Written exercise. Word for word, transcribe every line from the one holding "Parse this chart and return its data as JSON." through the end of the records, but not the pictures.

>> begin Records provided

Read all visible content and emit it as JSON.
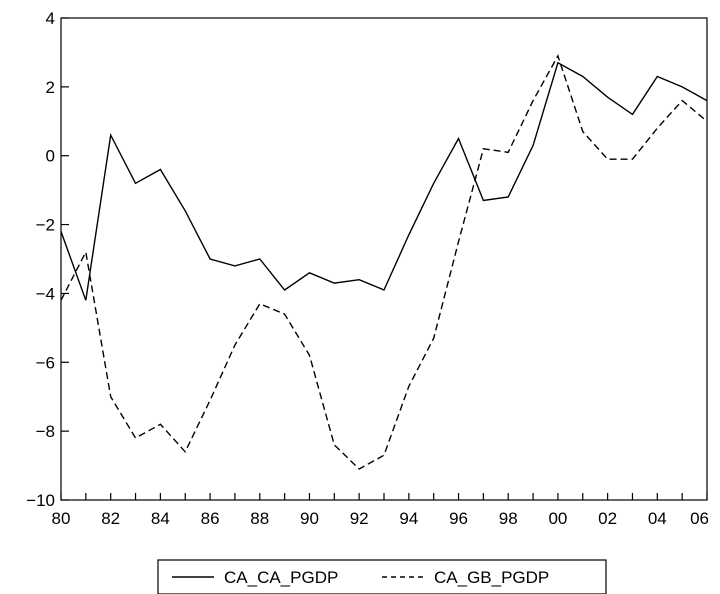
{
  "chart_data": {
    "type": "line",
    "x_tick_labels": [
      "80",
      "82",
      "84",
      "86",
      "88",
      "90",
      "92",
      "94",
      "96",
      "98",
      "00",
      "02",
      "04",
      "06"
    ],
    "x_ticks": [
      1980,
      1982,
      1984,
      1986,
      1988,
      1990,
      1992,
      1994,
      1996,
      1998,
      2000,
      2002,
      2004,
      2006
    ],
    "xlim": [
      1980,
      2006
    ],
    "ylim": [
      -10,
      4
    ],
    "y_ticks": [
      4,
      2,
      0,
      -2,
      -4,
      -6,
      -8,
      -10
    ],
    "y_tick_labels": [
      "4",
      "2",
      "0",
      "−2",
      "−4",
      "−6",
      "−8",
      "−10"
    ],
    "grid": false,
    "legend_position": "bottom-center",
    "x": [
      1980,
      1981,
      1982,
      1983,
      1984,
      1985,
      1986,
      1987,
      1988,
      1989,
      1990,
      1991,
      1992,
      1993,
      1994,
      1995,
      1996,
      1997,
      1998,
      1999,
      2000,
      2001,
      2002,
      2003,
      2004,
      2005,
      2006
    ],
    "series": [
      {
        "name": "CA_CA_PGDP",
        "style": "solid",
        "values": [
          -2.2,
          -4.2,
          0.6,
          -0.8,
          -0.4,
          -1.6,
          -3.0,
          -3.2,
          -3.0,
          -3.9,
          -3.4,
          -3.7,
          -3.6,
          -3.9,
          -2.3,
          -0.8,
          0.5,
          -1.3,
          -1.2,
          0.3,
          2.7,
          2.3,
          1.7,
          1.2,
          2.3,
          2.0,
          1.6
        ]
      },
      {
        "name": "CA_GB_PGDP",
        "style": "dashed",
        "values": [
          -4.2,
          -2.8,
          -7.0,
          -8.2,
          -7.8,
          -8.6,
          -7.1,
          -5.5,
          -4.3,
          -4.6,
          -5.8,
          -8.4,
          -9.1,
          -8.7,
          -6.7,
          -5.3,
          -2.5,
          0.2,
          0.1,
          1.6,
          2.9,
          0.7,
          -0.1,
          -0.1,
          0.8,
          1.6,
          1.0
        ]
      }
    ]
  }
}
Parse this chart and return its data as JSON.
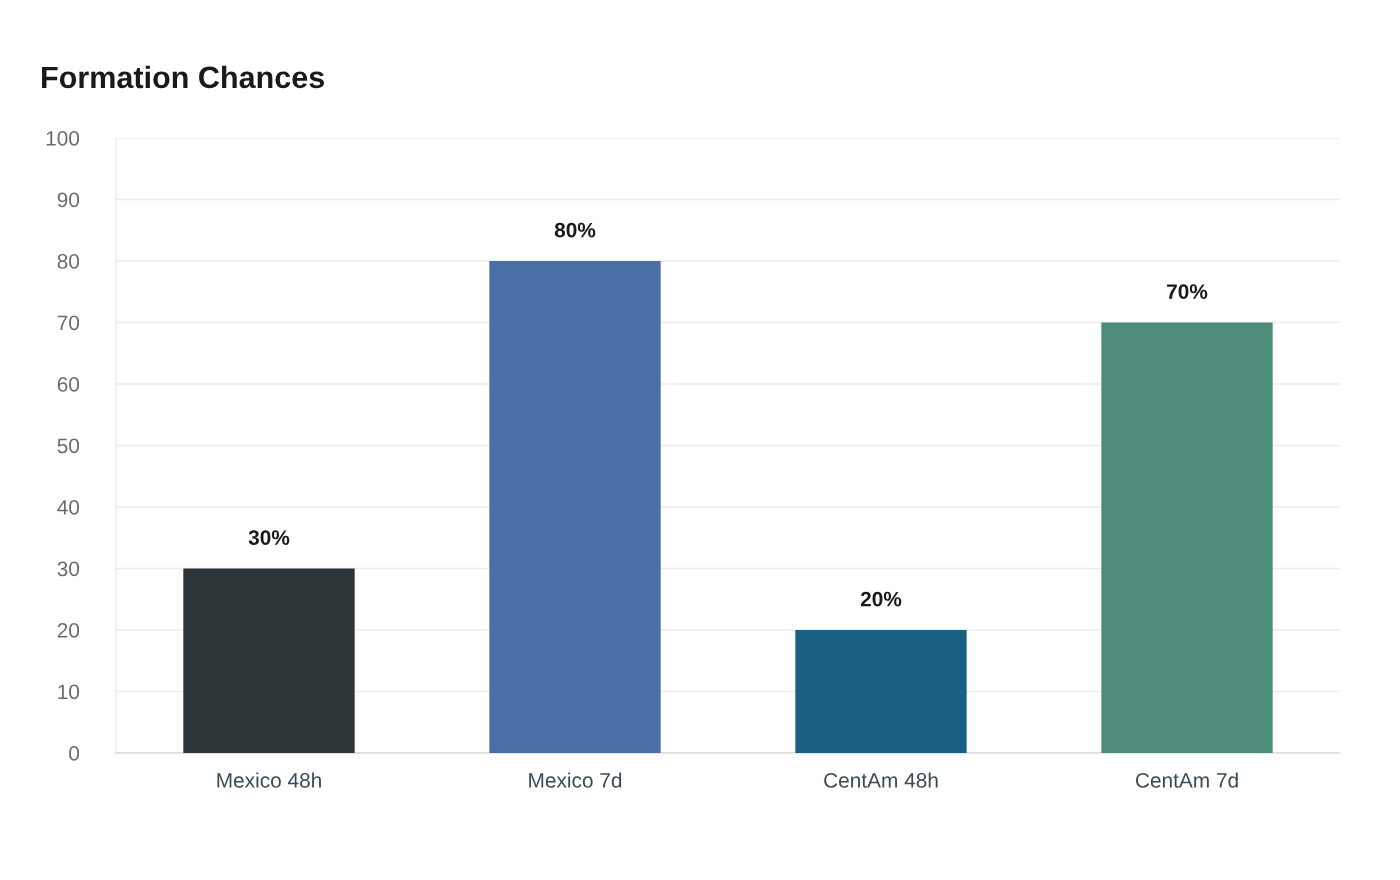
{
  "chart_data": {
    "type": "bar",
    "title": "Formation Chances",
    "categories": [
      "Mexico 48h",
      "Mexico 7d",
      "CentAm 48h",
      "CentAm 7d"
    ],
    "values": [
      30,
      80,
      20,
      70
    ],
    "colors": [
      "#2e3538",
      "#4a6fa5",
      "#186185",
      "#4d8b7a"
    ],
    "value_labels": [
      "30%",
      "80%",
      "20%",
      "70%"
    ],
    "ylim": [
      0,
      100
    ],
    "yticks": [
      0,
      10,
      20,
      30,
      40,
      50,
      60,
      70,
      80,
      90,
      100
    ],
    "grid": "y"
  }
}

>> end Records provided

Expected output.
Parse this chart and return its data as JSON.
{
  "chart_data": {
    "type": "bar",
    "title": "Formation Chances",
    "categories": [
      "Mexico 48h",
      "Mexico 7d",
      "CentAm 48h",
      "CentAm 7d"
    ],
    "values": [
      30,
      80,
      20,
      70
    ],
    "colors": [
      "#2e3538",
      "#4a6fa5",
      "#186185",
      "#4d8b7a"
    ],
    "value_labels": [
      "30%",
      "80%",
      "20%",
      "70%"
    ],
    "ylim": [
      0,
      100
    ],
    "yticks": [
      0,
      10,
      20,
      30,
      40,
      50,
      60,
      70,
      80,
      90,
      100
    ],
    "grid": "y"
  }
}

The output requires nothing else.